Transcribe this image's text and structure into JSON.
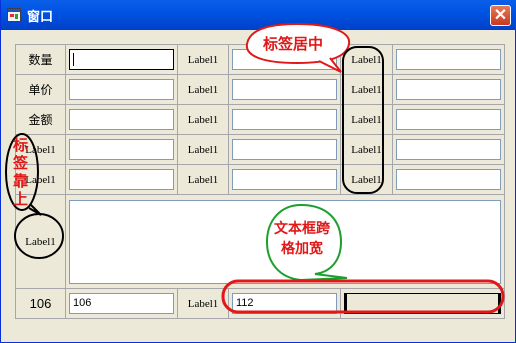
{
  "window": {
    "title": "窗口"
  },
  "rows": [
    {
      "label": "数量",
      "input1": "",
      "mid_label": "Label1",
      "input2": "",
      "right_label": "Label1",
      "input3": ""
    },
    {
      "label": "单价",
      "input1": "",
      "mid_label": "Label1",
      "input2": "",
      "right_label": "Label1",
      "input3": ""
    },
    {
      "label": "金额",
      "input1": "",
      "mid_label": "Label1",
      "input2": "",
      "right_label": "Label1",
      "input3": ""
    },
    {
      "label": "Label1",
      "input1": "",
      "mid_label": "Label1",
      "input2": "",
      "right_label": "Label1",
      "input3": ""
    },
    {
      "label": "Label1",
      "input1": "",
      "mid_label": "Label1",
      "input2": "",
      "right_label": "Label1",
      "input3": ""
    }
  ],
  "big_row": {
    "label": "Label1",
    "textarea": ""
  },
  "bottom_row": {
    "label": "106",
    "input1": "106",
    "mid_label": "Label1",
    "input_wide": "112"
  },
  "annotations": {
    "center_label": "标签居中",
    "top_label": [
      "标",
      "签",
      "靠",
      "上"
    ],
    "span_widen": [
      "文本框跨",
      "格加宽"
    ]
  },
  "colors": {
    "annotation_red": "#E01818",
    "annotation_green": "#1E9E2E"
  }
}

[What you should do] Give the entries again word for word, but skip the pictures.

[Solution to the exercise]
Transcribe this image's text and structure into JSON.
{
  "window": {
    "title": "窗口"
  },
  "rows": [
    {
      "label": "数量",
      "input1": "",
      "mid_label": "Label1",
      "input2": "",
      "right_label": "Label1",
      "input3": ""
    },
    {
      "label": "单价",
      "input1": "",
      "mid_label": "Label1",
      "input2": "",
      "right_label": "Label1",
      "input3": ""
    },
    {
      "label": "金额",
      "input1": "",
      "mid_label": "Label1",
      "input2": "",
      "right_label": "Label1",
      "input3": ""
    },
    {
      "label": "Label1",
      "input1": "",
      "mid_label": "Label1",
      "input2": "",
      "right_label": "Label1",
      "input3": ""
    },
    {
      "label": "Label1",
      "input1": "",
      "mid_label": "Label1",
      "input2": "",
      "right_label": "Label1",
      "input3": ""
    }
  ],
  "big_row": {
    "label": "Label1",
    "textarea": ""
  },
  "bottom_row": {
    "label": "106",
    "input1": "106",
    "mid_label": "Label1",
    "input_wide": "112"
  },
  "annotations": {
    "center_label": "标签居中",
    "top_label": [
      "标",
      "签",
      "靠",
      "上"
    ],
    "span_widen": [
      "文本框跨",
      "格加宽"
    ]
  },
  "colors": {
    "annotation_red": "#E01818",
    "annotation_green": "#1E9E2E"
  }
}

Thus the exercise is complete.